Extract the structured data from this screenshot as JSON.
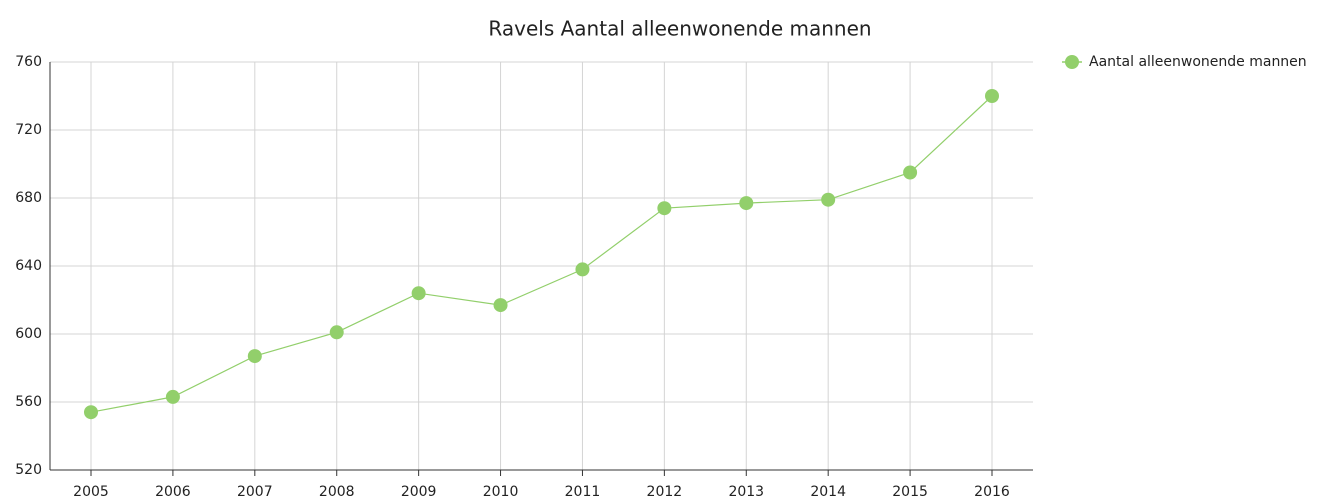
{
  "chart_data": {
    "type": "line",
    "title": "Ravels  Aantal alleenwonende mannen",
    "categories": [
      "2005",
      "2006",
      "2007",
      "2008",
      "2009",
      "2010",
      "2011",
      "2012",
      "2013",
      "2014",
      "2015",
      "2016"
    ],
    "series": [
      {
        "name": "Aantal alleenwonende mannen",
        "color": "#92cf6b",
        "values": [
          554,
          563,
          587,
          601,
          624,
          617,
          638,
          674,
          677,
          679,
          695,
          740
        ]
      }
    ],
    "ylim": [
      520,
      760
    ],
    "yticks": [
      520,
      560,
      600,
      640,
      680,
      720,
      760
    ],
    "grid": true,
    "legend": "top-right"
  }
}
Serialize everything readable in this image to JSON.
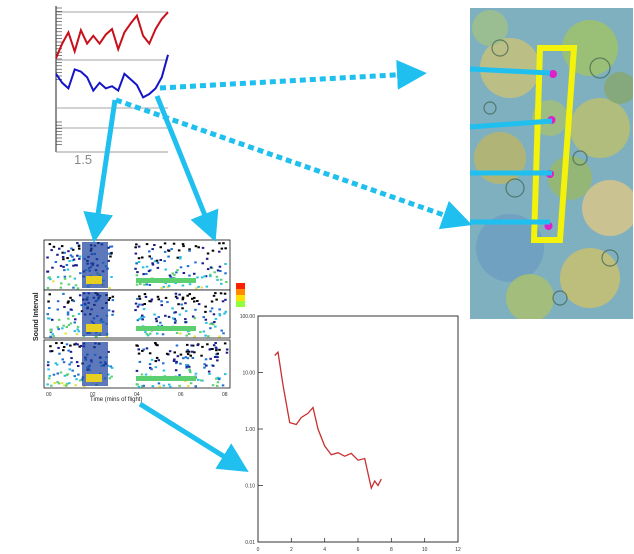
{
  "top_plot": {
    "x_tick_label": "1.5",
    "series_colors": {
      "upper": "#c8101a",
      "lower": "#1414c8"
    }
  },
  "spectrogram": {
    "ylabel": "Sound Interval",
    "xlabel": "Time (mins of flight)",
    "colorbar_colors": [
      "#ff2000",
      "#ff8a00",
      "#ffe000",
      "#90ff40"
    ],
    "x_tick_labels": [
      "00",
      "02",
      "04",
      "06",
      "08"
    ]
  },
  "decay_plot": {
    "y_tick_labels": [
      "100.00",
      "10.00",
      "1.00",
      "0.10",
      "0.01"
    ],
    "x_tick_labels": [
      "0",
      "2",
      "4",
      "6",
      "8",
      "10",
      "12"
    ],
    "line_color": "#c83030"
  },
  "map": {
    "region_color": "#f2f20a",
    "sample_point_color": "#e020c8",
    "sample_point_count": 4
  },
  "arrows": {
    "color": "#1fbfef"
  },
  "chart_data": [
    {
      "type": "line",
      "series": [
        {
          "values": [
            0.43,
            0.35,
            0.3,
            0.47,
            0.45,
            0.4,
            0.28,
            0.35,
            0.3,
            0.32,
            0.28,
            0.43,
            0.38,
            0.33,
            0.22,
            0.25,
            0.3,
            0.4,
            0.6
          ]
        },
        {
          "values": [
            0.57,
            0.7,
            0.8,
            0.63,
            0.82,
            0.7,
            0.77,
            0.7,
            0.78,
            0.83,
            0.65,
            0.8,
            0.88,
            0.95,
            0.77,
            0.7,
            0.83,
            0.92,
            0.98
          ]
        }
      ]
    },
    {
      "type": "line",
      "yscale": "log",
      "xlim": [
        0,
        12
      ],
      "ylim": [
        0.01,
        100
      ],
      "series": [
        {
          "x": [
            1.0,
            1.2,
            1.5,
            1.9,
            2.3,
            2.6,
            3.0,
            3.3,
            3.6,
            4.0,
            4.4,
            4.8,
            5.2,
            5.6,
            6.0,
            6.4,
            6.8,
            7.0,
            7.2,
            7.4
          ],
          "y": [
            20,
            23,
            6,
            1.3,
            1.2,
            1.6,
            1.9,
            2.4,
            1.0,
            0.5,
            0.35,
            0.38,
            0.33,
            0.37,
            0.28,
            0.3,
            0.09,
            0.12,
            0.1,
            0.13
          ]
        }
      ]
    }
  ]
}
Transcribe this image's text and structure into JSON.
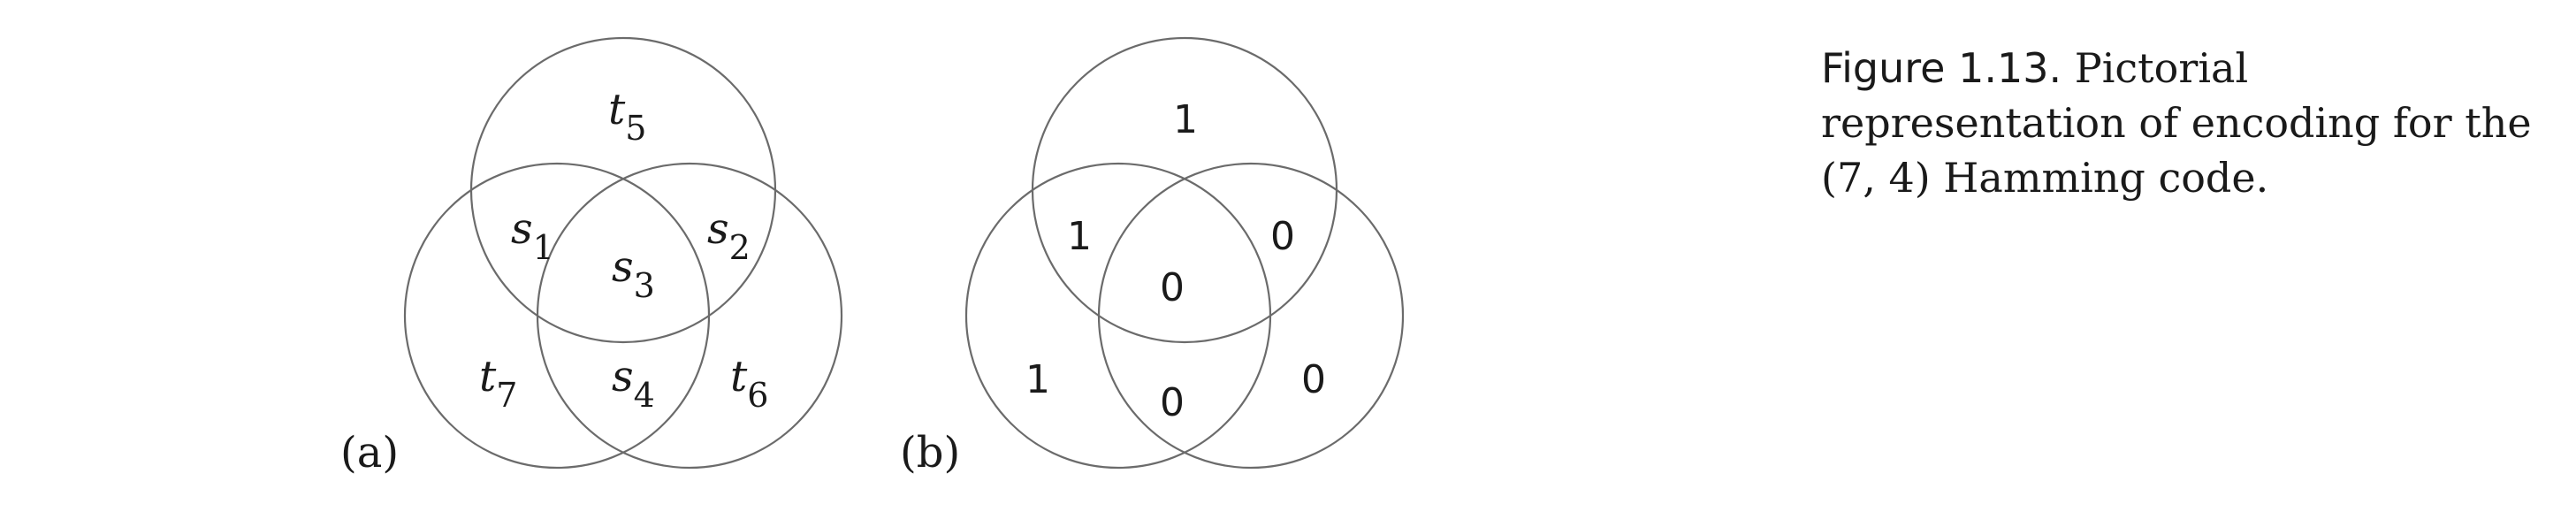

....................

**Work to do**. Show every line from the listing above in which the string "alleenwonende" appears.

**Final result**.
    "title": "Ravels  Aantal alleenwonende mannen",
        "name": "Aantal alleenwonende mannen",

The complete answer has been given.